Collected data entries:
· · · · ·

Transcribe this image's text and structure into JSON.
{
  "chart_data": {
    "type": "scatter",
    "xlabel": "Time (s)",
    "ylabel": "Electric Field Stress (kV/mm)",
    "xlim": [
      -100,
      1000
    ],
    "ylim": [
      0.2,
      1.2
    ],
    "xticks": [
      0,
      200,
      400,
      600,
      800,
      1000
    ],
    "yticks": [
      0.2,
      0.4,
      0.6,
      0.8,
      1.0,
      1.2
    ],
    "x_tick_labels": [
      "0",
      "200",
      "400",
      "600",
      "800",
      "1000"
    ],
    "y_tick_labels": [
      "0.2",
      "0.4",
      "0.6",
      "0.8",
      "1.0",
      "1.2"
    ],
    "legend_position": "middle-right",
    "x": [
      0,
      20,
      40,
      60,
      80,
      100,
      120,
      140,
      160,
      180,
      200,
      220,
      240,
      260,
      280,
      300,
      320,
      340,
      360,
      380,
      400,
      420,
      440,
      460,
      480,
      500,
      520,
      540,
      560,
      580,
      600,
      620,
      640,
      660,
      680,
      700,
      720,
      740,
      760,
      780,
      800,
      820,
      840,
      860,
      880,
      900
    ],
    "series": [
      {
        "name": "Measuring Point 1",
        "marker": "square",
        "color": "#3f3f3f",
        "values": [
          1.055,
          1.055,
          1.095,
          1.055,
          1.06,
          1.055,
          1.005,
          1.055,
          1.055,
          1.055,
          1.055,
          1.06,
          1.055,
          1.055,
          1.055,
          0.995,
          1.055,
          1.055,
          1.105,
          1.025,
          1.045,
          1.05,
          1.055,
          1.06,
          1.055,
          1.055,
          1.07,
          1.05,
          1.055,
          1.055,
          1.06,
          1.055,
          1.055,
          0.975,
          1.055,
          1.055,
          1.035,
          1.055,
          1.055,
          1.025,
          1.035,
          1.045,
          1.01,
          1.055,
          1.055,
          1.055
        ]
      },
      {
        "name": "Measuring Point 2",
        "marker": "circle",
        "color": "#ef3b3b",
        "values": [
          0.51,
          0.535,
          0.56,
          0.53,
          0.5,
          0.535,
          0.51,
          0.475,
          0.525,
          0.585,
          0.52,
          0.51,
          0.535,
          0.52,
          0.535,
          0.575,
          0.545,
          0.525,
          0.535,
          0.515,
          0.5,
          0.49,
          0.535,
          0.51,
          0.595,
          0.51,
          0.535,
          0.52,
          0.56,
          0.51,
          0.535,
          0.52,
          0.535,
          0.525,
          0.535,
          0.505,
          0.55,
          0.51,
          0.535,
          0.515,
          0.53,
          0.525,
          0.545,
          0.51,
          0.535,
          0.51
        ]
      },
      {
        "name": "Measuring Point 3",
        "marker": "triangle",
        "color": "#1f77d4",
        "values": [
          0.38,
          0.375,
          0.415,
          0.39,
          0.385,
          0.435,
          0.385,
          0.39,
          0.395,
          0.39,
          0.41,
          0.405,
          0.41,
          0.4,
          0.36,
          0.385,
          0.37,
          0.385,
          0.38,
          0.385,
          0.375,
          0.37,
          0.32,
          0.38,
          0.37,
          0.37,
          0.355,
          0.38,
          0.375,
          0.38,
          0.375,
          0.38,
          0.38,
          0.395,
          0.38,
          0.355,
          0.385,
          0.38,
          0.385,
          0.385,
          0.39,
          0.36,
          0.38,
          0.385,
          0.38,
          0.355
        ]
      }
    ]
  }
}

· · · · ·

### Instructions for the task
Working from the material above, retype it in its entirety without change.

### Exercise answer
Transcribe this image's text and structure into JSON.
{
  "chart_data": {
    "type": "scatter",
    "xlabel": "Time (s)",
    "ylabel": "Electric Field Stress (kV/mm)",
    "xlim": [
      -100,
      1000
    ],
    "ylim": [
      0.2,
      1.2
    ],
    "xticks": [
      0,
      200,
      400,
      600,
      800,
      1000
    ],
    "yticks": [
      0.2,
      0.4,
      0.6,
      0.8,
      1.0,
      1.2
    ],
    "x_tick_labels": [
      "0",
      "200",
      "400",
      "600",
      "800",
      "1000"
    ],
    "y_tick_labels": [
      "0.2",
      "0.4",
      "0.6",
      "0.8",
      "1.0",
      "1.2"
    ],
    "legend_position": "middle-right",
    "x": [
      0,
      20,
      40,
      60,
      80,
      100,
      120,
      140,
      160,
      180,
      200,
      220,
      240,
      260,
      280,
      300,
      320,
      340,
      360,
      380,
      400,
      420,
      440,
      460,
      480,
      500,
      520,
      540,
      560,
      580,
      600,
      620,
      640,
      660,
      680,
      700,
      720,
      740,
      760,
      780,
      800,
      820,
      840,
      860,
      880,
      900
    ],
    "series": [
      {
        "name": "Measuring Point 1",
        "marker": "square",
        "color": "#3f3f3f",
        "values": [
          1.055,
          1.055,
          1.095,
          1.055,
          1.06,
          1.055,
          1.005,
          1.055,
          1.055,
          1.055,
          1.055,
          1.06,
          1.055,
          1.055,
          1.055,
          0.995,
          1.055,
          1.055,
          1.105,
          1.025,
          1.045,
          1.05,
          1.055,
          1.06,
          1.055,
          1.055,
          1.07,
          1.05,
          1.055,
          1.055,
          1.06,
          1.055,
          1.055,
          0.975,
          1.055,
          1.055,
          1.035,
          1.055,
          1.055,
          1.025,
          1.035,
          1.045,
          1.01,
          1.055,
          1.055,
          1.055
        ]
      },
      {
        "name": "Measuring Point 2",
        "marker": "circle",
        "color": "#ef3b3b",
        "values": [
          0.51,
          0.535,
          0.56,
          0.53,
          0.5,
          0.535,
          0.51,
          0.475,
          0.525,
          0.585,
          0.52,
          0.51,
          0.535,
          0.52,
          0.535,
          0.575,
          0.545,
          0.525,
          0.535,
          0.515,
          0.5,
          0.49,
          0.535,
          0.51,
          0.595,
          0.51,
          0.535,
          0.52,
          0.56,
          0.51,
          0.535,
          0.52,
          0.535,
          0.525,
          0.535,
          0.505,
          0.55,
          0.51,
          0.535,
          0.515,
          0.53,
          0.525,
          0.545,
          0.51,
          0.535,
          0.51
        ]
      },
      {
        "name": "Measuring Point 3",
        "marker": "triangle",
        "color": "#1f77d4",
        "values": [
          0.38,
          0.375,
          0.415,
          0.39,
          0.385,
          0.435,
          0.385,
          0.39,
          0.395,
          0.39,
          0.41,
          0.405,
          0.41,
          0.4,
          0.36,
          0.385,
          0.37,
          0.385,
          0.38,
          0.385,
          0.375,
          0.37,
          0.32,
          0.38,
          0.37,
          0.37,
          0.355,
          0.38,
          0.375,
          0.38,
          0.375,
          0.38,
          0.38,
          0.395,
          0.38,
          0.355,
          0.385,
          0.38,
          0.385,
          0.385,
          0.39,
          0.36,
          0.38,
          0.385,
          0.38,
          0.355
        ]
      }
    ]
  }
}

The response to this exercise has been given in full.